TO BE DONE ▸
1) In two sentences, summarize the passage on the Metrolinx business cases.
2) In the passage on the Metrolinx business cases, rewrite the stretch from "The Eglinton West" through "RT was a part of)", substituting "light rail" for each occurrence of "LRT".

EXCERPT PROVIDED ▸
On February 28, 2020, Metrolinx release a Preliminary Business Case for the Scarborough Subway Extension, and an Initial Business Case for the western extension of the Eglinton Crosstown LRT from Mount Dennis to Pearson Airport.
The Eglinton West Extension IBC is not as blatantly skewed as the Scarborough study in that it acknowledges the LRT plans and uses these as a starting point. The SSE study simply pretends that LRT does not exist and touts “benefits” of the subway versus a bus network.
The idea of a line along Eglinton West has been around for a long time.
1972 ‘GO Urban’ and Rapid Transit Plan on Eglinton: Eglinton corridor was part of Province’s and TTC’s ‘Intermediate Capacity Transit System’ (ICTS) Network Plan (in which the present Scarborough RT was a part of)
1985: ‘Network 2011’ and Eglinton West Plan: TTC Report identified Eglinton West as busway corridor as part of Metro Toronto’s rapid transit network plan (in which the present Sheppard subway was a part of)

DATASET EXCERPT ▸
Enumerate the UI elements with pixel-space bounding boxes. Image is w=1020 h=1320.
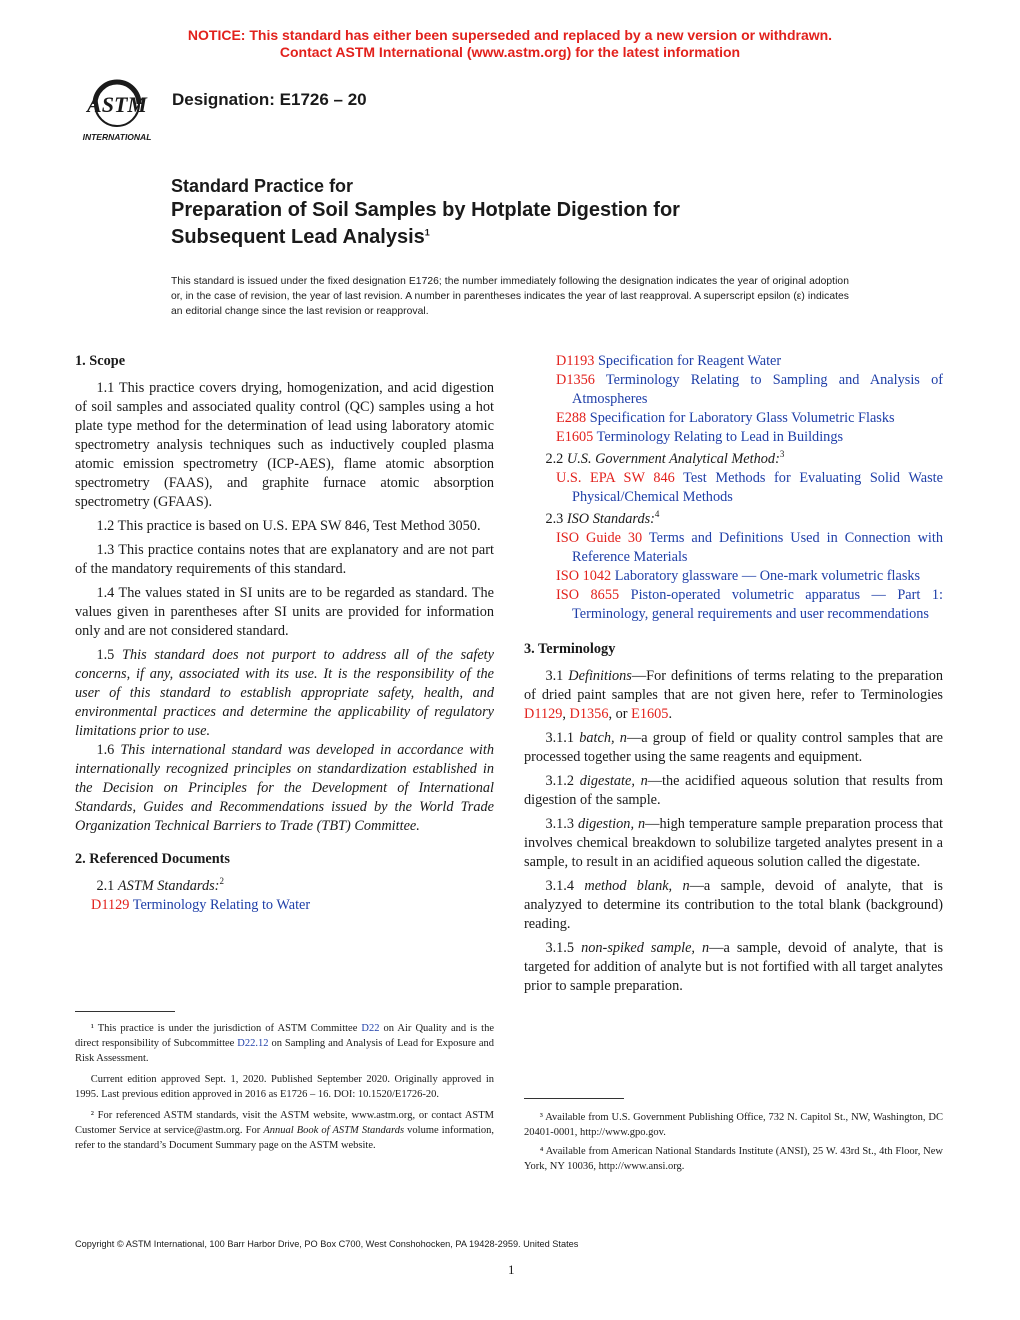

EXERCISE ANSWERS ▸
1) On February 28, 2020, Metrolinx released a Preliminary Business Case for the Scarborough Subway Extension and an Initial Business Case for extending the Eglinton Crosstown LRT west from Mount Dennis to Pearson Airport. The Eglinton study is called less skewed than the Scarborough one, which ignores LRT and compares the subway only with buses, and an Eglinton West line has been proposed since at least 1972 and 1985.

2)
The Eglinton West Extension IBC is not as blatantly skewed as the Scarborough study in that it acknowledges the light rail plans and uses these as a starting point. The SSE study simply pretends that light rail does not exist and touts “benefits” of the subway versus a bus network.
The idea of a line along Eglinton West has been around for a long time.
1972 ‘GO Urban’ and Rapid Transit Plan on Eglinton: Eglinton corridor was part of Province’s and TTC’s ‘Intermediate Capacity Transit System’ (ICTS) Network Plan (in which the present Scarborough RT was a part of)